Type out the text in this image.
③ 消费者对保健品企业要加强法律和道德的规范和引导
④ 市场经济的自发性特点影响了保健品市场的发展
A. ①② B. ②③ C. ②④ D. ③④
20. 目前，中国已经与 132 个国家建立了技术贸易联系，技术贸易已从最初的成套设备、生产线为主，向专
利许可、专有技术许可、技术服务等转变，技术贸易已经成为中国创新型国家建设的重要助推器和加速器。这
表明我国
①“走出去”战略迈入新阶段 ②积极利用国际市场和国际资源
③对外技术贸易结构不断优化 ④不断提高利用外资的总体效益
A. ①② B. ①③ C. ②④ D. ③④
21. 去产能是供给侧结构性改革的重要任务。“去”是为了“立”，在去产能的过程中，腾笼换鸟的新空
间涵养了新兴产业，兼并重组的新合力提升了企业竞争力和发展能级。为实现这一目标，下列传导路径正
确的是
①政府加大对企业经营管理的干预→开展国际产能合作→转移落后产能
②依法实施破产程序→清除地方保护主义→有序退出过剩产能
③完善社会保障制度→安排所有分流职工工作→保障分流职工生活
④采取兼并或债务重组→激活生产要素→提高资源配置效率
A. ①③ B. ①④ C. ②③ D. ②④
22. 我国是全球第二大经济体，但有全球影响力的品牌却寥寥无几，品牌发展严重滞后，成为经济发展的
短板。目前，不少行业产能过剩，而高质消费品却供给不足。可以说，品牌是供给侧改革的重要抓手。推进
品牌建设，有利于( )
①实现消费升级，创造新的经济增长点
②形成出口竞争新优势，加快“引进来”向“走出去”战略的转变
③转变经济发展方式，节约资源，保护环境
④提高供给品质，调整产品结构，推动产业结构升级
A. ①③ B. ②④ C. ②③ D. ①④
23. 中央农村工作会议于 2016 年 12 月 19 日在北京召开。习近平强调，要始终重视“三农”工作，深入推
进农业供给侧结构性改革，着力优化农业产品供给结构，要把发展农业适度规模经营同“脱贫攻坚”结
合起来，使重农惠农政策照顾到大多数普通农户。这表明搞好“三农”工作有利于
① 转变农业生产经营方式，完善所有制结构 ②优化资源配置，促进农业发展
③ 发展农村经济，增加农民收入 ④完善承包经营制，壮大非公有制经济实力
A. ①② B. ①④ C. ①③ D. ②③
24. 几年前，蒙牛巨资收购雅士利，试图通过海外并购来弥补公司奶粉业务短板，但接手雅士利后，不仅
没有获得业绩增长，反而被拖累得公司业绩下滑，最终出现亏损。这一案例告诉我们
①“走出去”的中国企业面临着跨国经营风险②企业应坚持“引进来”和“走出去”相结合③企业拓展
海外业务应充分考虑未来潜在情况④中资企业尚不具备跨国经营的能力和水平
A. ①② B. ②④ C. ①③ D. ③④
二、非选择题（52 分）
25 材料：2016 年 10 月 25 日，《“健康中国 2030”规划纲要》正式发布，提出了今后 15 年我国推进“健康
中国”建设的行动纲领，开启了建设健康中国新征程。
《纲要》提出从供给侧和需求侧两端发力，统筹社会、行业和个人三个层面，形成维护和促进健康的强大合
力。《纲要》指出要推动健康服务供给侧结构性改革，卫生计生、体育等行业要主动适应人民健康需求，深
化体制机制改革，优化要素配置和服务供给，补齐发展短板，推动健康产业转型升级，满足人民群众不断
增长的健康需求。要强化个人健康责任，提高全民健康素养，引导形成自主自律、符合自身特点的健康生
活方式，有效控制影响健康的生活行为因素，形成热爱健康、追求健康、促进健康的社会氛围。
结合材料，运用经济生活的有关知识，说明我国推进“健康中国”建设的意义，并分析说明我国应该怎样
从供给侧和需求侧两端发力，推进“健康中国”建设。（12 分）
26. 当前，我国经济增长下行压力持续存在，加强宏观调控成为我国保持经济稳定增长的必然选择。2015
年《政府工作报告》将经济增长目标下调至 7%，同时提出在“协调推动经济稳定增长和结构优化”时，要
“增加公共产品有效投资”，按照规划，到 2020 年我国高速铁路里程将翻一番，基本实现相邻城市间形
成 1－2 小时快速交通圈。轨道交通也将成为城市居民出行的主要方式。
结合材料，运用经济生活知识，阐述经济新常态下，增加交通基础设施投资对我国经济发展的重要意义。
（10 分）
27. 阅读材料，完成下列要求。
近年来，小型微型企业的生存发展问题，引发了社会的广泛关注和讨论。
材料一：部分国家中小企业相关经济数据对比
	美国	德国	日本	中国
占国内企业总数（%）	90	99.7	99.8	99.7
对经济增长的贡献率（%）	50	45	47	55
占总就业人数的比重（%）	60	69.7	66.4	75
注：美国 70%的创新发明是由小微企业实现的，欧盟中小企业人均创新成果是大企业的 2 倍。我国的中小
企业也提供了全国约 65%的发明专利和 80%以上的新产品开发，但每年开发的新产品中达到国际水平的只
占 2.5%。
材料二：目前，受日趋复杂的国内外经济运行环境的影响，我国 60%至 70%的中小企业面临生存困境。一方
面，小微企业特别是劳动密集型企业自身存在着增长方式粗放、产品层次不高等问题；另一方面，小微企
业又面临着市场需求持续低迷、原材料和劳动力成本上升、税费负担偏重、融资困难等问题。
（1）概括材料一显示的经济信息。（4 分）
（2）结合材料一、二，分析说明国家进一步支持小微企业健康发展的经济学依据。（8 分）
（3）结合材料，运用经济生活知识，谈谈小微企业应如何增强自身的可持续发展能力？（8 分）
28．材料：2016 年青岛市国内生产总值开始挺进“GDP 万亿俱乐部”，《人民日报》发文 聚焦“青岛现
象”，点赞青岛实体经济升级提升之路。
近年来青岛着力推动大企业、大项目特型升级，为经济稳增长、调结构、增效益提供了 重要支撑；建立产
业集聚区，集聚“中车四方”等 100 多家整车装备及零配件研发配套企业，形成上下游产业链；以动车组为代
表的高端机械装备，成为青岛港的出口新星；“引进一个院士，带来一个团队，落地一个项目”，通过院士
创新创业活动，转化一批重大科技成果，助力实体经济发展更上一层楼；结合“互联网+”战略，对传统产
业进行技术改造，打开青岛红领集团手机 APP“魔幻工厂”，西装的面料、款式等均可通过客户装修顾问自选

**Task prompt**
Copy out each record exactly as given, omitting none.

**Written response**
Type out the text in this image.
③ 消费者对保健品企业要加强法律和道德的规范和引导
④ 市场经济的自发性特点影响了保健品市场的发展
A. ①② B. ②③ C. ②④ D. ③④
20. 目前，中国已经与 132 个国家建立了技术贸易联系，技术贸易已从最初的成套设备、生产线为主，向专
利许可、专有技术许可、技术服务等转变，技术贸易已经成为中国创新型国家建设的重要助推器和加速器。这
表明我国
①“走出去”战略迈入新阶段 ②积极利用国际市场和国际资源
③对外技术贸易结构不断优化 ④不断提高利用外资的总体效益
A. ①② B. ①③ C. ②④ D. ③④
21. 去产能是供给侧结构性改革的重要任务。“去”是为了“立”，在去产能的过程中，腾笼换鸟的新空
间涵养了新兴产业，兼并重组的新合力提升了企业竞争力和发展能级。为实现这一目标，下列传导路径正
确的是
①政府加大对企业经营管理的干预→开展国际产能合作→转移落后产能
②依法实施破产程序→清除地方保护主义→有序退出过剩产能
③完善社会保障制度→安排所有分流职工工作→保障分流职工生活
④采取兼并或债务重组→激活生产要素→提高资源配置效率
A. ①③ B. ①④ C. ②③ D. ②④
22. 我国是全球第二大经济体，但有全球影响力的品牌却寥寥无几，品牌发展严重滞后，成为经济发展的
短板。目前，不少行业产能过剩，而高质消费品却供给不足。可以说，品牌是供给侧改革的重要抓手。推进
品牌建设，有利于( )
①实现消费升级，创造新的经济增长点
②形成出口竞争新优势，加快“引进来”向“走出去”战略的转变
③转变经济发展方式，节约资源，保护环境
④提高供给品质，调整产品结构，推动产业结构升级
A. ①③ B. ②④ C. ②③ D. ①④
23. 中央农村工作会议于 2016 年 12 月 19 日在北京召开。习近平强调，要始终重视“三农”工作，深入推
进农业供给侧结构性改革，着力优化农业产品供给结构，要把发展农业适度规模经营同“脱贫攻坚”结
合起来，使重农惠农政策照顾到大多数普通农户。这表明搞好“三农”工作有利于
① 转变农业生产经营方式，完善所有制结构 ②优化资源配置，促进农业发展
③ 发展农村经济，增加农民收入 ④完善承包经营制，壮大非公有制经济实力
A. ①② B. ①④ C. ①③ D. ②③
24. 几年前，蒙牛巨资收购雅士利，试图通过海外并购来弥补公司奶粉业务短板，但接手雅士利后，不仅
没有获得业绩增长，反而被拖累得公司业绩下滑，最终出现亏损。这一案例告诉我们
①“走出去”的中国企业面临着跨国经营风险②企业应坚持“引进来”和“走出去”相结合③企业拓展
海外业务应充分考虑未来潜在情况④中资企业尚不具备跨国经营的能力和水平
A. ①② B. ②④ C. ①③ D. ③④
二、非选择题（52 分）
25 材料：2016 年 10 月 25 日，《“健康中国 2030”规划纲要》正式发布，提出了今后 15 年我国推进“健康
中国”建设的行动纲领，开启了建设健康中国新征程。
《纲要》提出从供给侧和需求侧两端发力，统筹社会、行业和个人三个层面，形成维护和促进健康的强大合
力。《纲要》指出要推动健康服务供给侧结构性改革，卫生计生、体育等行业要主动适应人民健康需求，深
化体制机制改革，优化要素配置和服务供给，补齐发展短板，推动健康产业转型升级，满足人民群众不断
增长的健康需求。要强化个人健康责任，提高全民健康素养，引导形成自主自律、符合自身特点的健康生
活方式，有效控制影响健康的生活行为因素，形成热爱健康、追求健康、促进健康的社会氛围。
结合材料，运用经济生活的有关知识，说明我国推进“健康中国”建设的意义，并分析说明我国应该怎样
从供给侧和需求侧两端发力，推进“健康中国”建设。（12 分）
26. 当前，我国经济增长下行压力持续存在，加强宏观调控成为我国保持经济稳定增长的必然选择。2015
年《政府工作报告》将经济增长目标下调至 7%，同时提出在“协调推动经济稳定增长和结构优化”时，要
“增加公共产品有效投资”，按照规划，到 2020 年我国高速铁路里程将翻一番，基本实现相邻城市间形
成 1－2 小时快速交通圈。轨道交通也将成为城市居民出行的主要方式。
结合材料，运用经济生活知识，阐述经济新常态下，增加交通基础设施投资对我国经济发展的重要意义。
（10 分）
27. 阅读材料，完成下列要求。
近年来，小型微型企业的生存发展问题，引发了社会的广泛关注和讨论。
材料一：部分国家中小企业相关经济数据对比
	美国	德国	日本	中国
占国内企业总数（%）	90	99.7	99.8	99.7
对经济增长的贡献率（%）	50	45	47	55
占总就业人数的比重（%）	60	69.7	66.4	75
注：美国 70%的创新发明是由小微企业实现的，欧盟中小企业人均创新成果是大企业的 2 倍。我国的中小
企业也提供了全国约 65%的发明专利和 80%以上的新产品开发，但每年开发的新产品中达到国际水平的只
占 2.5%。
材料二：目前，受日趋复杂的国内外经济运行环境的影响，我国 60%至 70%的中小企业面临生存困境。一方
面，小微企业特别是劳动密集型企业自身存在着增长方式粗放、产品层次不高等问题；另一方面，小微企
业又面临着市场需求持续低迷、原材料和劳动力成本上升、税费负担偏重、融资困难等问题。
（1）概括材料一显示的经济信息。（4 分）
（2）结合材料一、二，分析说明国家进一步支持小微企业健康发展的经济学依据。（8 分）
（3）结合材料，运用经济生活知识，谈谈小微企业应如何增强自身的可持续发展能力？（8 分）
28．材料：2016 年青岛市国内生产总值开始挺进“GDP 万亿俱乐部”，《人民日报》发文 聚焦“青岛现
象”，点赞青岛实体经济升级提升之路。
近年来青岛着力推动大企业、大项目特型升级，为经济稳增长、调结构、增效益提供了 重要支撑；建立产
业集聚区，集聚“中车四方”等 100 多家整车装备及零配件研发配套企业，形成上下游产业链；以动车组为代
表的高端机械装备，成为青岛港的出口新星；“引进一个院士，带来一个团队，落地一个项目”，通过院士
创新创业活动，转化一批重大科技成果，助力实体经济发展更上一层楼；结合“互联网+”战略，对传统产
业进行技术改造，打开青岛红领集团手机 APP“魔幻工厂”，西装的面料、款式等均可通过客户装修顾问自选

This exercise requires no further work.